_What you have to do:_ Identify the lines bearing the string "Bond" and gather them.

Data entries

------------------------------------------------------------------------

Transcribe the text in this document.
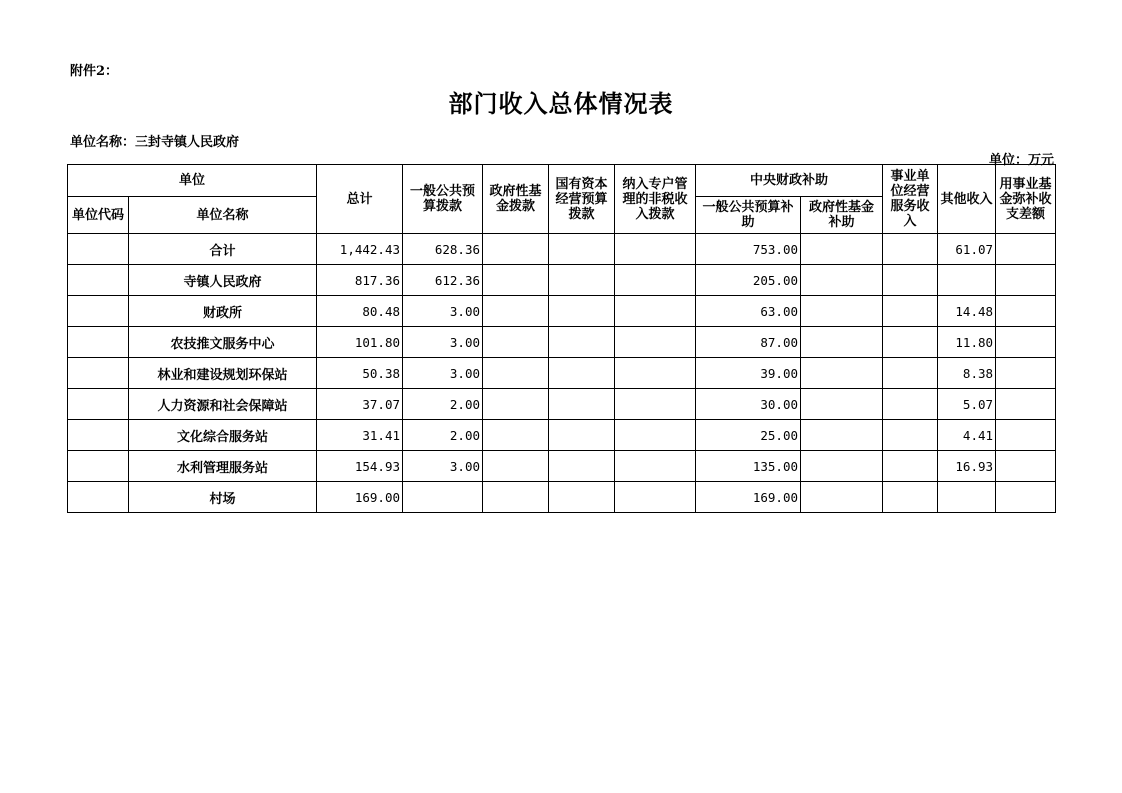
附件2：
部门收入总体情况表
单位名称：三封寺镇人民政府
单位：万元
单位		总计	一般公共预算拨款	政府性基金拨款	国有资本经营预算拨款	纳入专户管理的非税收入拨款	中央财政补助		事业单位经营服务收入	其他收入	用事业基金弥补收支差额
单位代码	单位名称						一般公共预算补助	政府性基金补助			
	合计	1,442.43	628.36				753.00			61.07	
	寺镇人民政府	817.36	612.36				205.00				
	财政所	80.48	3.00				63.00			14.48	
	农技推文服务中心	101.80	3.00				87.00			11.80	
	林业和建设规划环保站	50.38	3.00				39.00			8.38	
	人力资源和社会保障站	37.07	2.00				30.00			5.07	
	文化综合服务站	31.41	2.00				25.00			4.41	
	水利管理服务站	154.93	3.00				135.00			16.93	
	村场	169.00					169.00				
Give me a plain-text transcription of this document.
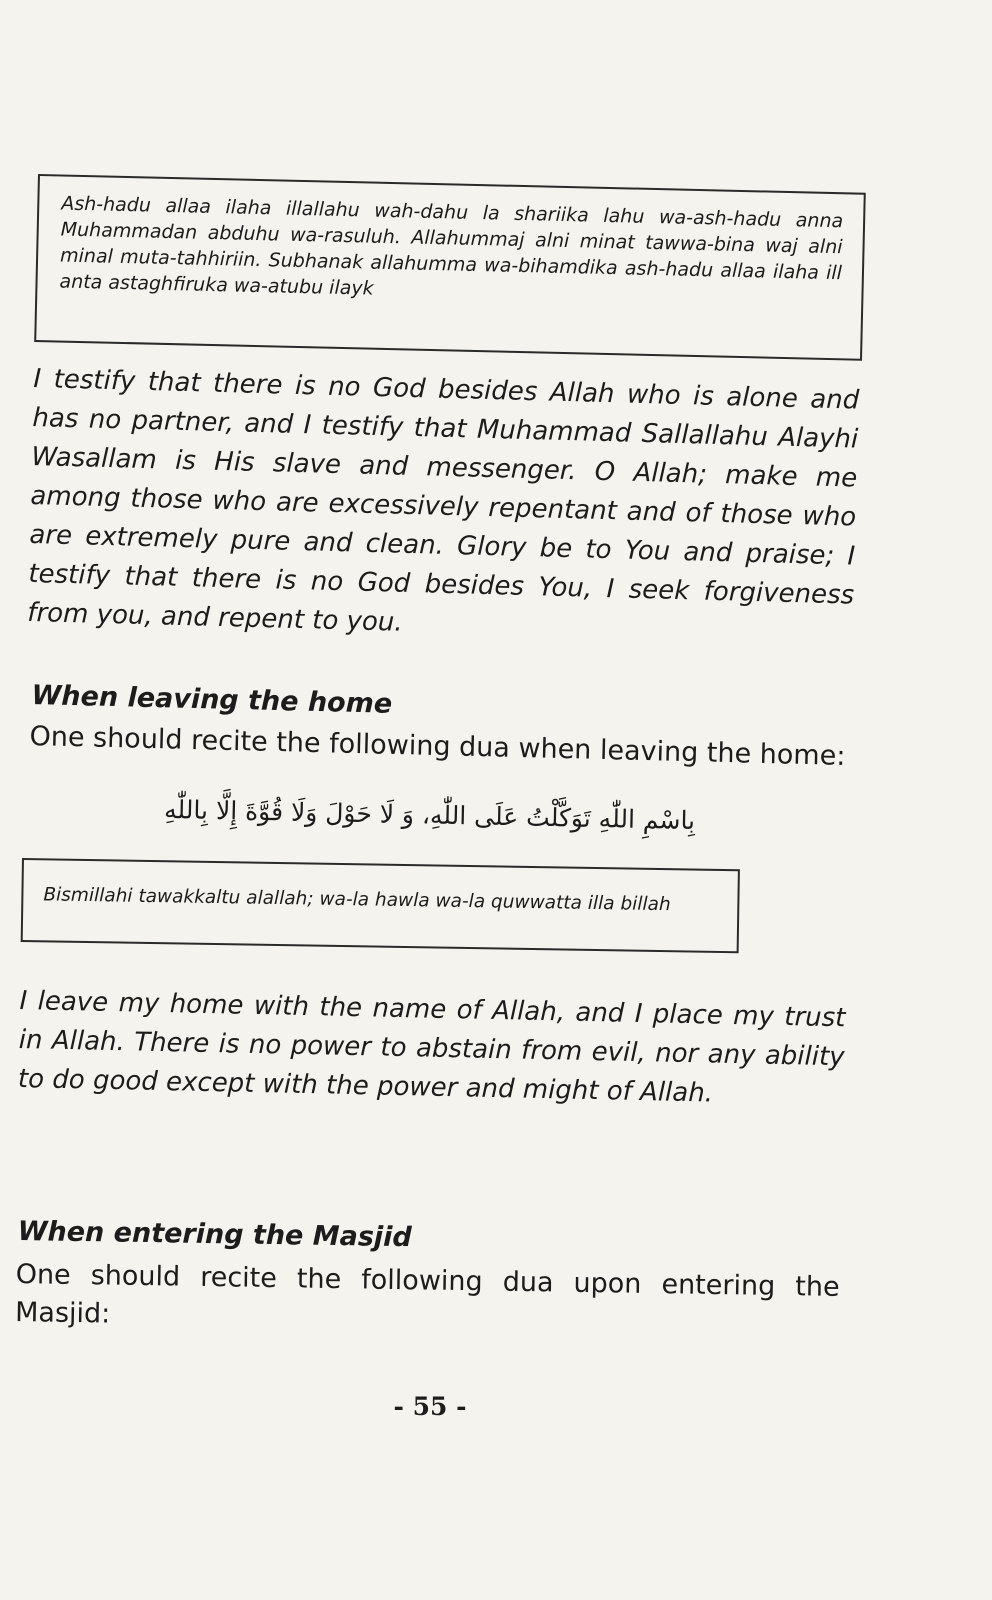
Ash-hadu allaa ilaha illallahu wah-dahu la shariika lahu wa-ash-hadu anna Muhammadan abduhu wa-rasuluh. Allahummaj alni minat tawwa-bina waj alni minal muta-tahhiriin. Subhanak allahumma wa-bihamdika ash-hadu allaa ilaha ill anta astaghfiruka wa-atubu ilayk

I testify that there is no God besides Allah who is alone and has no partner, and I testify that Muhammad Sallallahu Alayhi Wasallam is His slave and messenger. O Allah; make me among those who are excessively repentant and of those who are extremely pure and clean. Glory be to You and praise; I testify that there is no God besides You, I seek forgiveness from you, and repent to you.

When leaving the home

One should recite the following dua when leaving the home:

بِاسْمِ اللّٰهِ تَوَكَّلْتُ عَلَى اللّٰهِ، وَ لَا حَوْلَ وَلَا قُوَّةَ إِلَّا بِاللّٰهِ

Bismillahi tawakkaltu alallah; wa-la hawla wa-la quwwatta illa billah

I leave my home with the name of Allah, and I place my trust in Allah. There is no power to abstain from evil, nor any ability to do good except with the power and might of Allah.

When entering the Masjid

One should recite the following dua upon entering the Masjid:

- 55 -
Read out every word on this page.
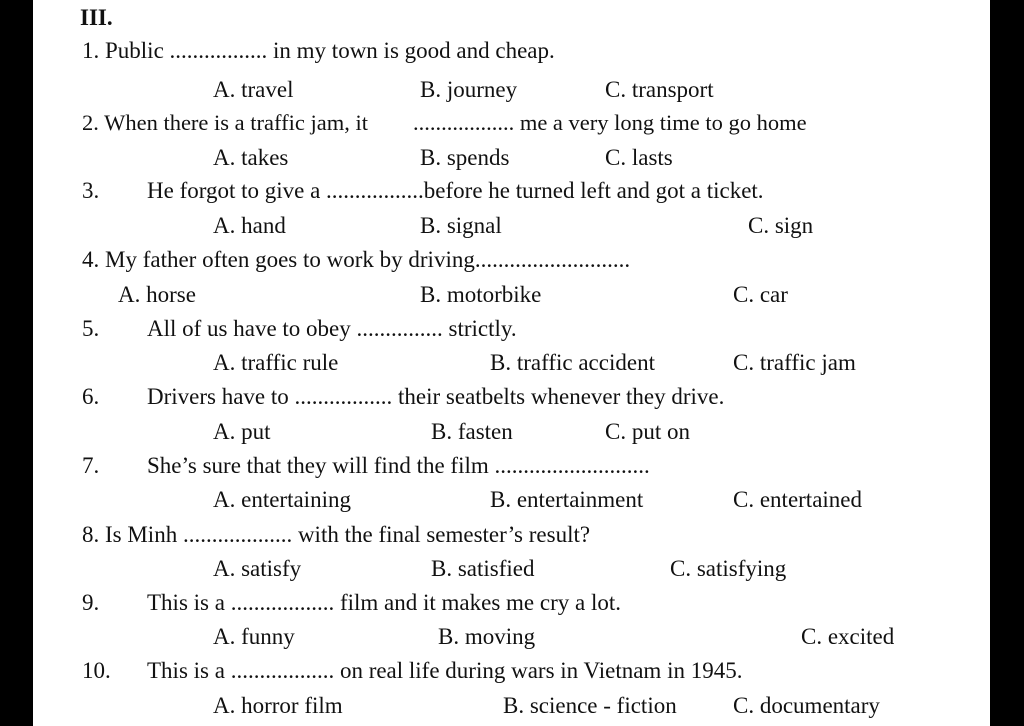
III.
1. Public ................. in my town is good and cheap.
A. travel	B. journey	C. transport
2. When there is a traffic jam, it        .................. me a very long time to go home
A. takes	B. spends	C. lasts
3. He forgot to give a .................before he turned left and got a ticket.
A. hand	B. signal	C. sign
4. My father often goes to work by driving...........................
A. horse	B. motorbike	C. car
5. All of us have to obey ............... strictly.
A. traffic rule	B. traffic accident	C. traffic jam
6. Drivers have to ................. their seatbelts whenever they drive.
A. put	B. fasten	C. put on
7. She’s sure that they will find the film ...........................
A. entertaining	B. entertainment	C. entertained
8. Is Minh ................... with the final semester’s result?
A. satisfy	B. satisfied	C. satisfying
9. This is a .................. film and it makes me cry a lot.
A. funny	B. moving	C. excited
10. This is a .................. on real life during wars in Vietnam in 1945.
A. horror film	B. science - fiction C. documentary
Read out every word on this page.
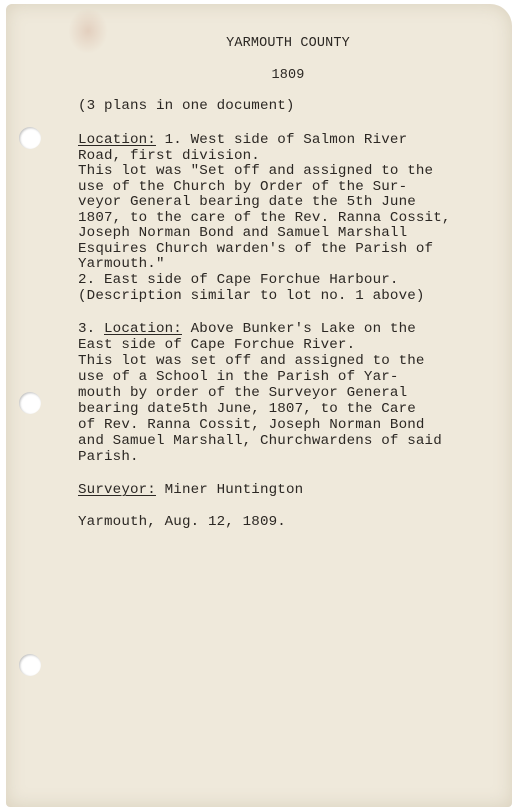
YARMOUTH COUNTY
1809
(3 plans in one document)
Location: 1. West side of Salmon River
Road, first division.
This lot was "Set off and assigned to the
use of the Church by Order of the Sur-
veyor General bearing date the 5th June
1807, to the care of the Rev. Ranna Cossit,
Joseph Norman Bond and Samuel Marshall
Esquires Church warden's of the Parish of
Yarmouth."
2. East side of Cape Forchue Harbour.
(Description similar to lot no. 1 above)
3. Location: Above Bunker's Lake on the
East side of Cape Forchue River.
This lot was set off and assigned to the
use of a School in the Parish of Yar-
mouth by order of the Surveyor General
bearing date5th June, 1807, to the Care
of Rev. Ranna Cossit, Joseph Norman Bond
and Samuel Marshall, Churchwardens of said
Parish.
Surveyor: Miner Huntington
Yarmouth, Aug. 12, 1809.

------------------------------------------------------------------------

_Expected output:_
Joseph Norman Bond and Samuel Marshall
of Rev. Ranna Cossit, Joseph Norman Bond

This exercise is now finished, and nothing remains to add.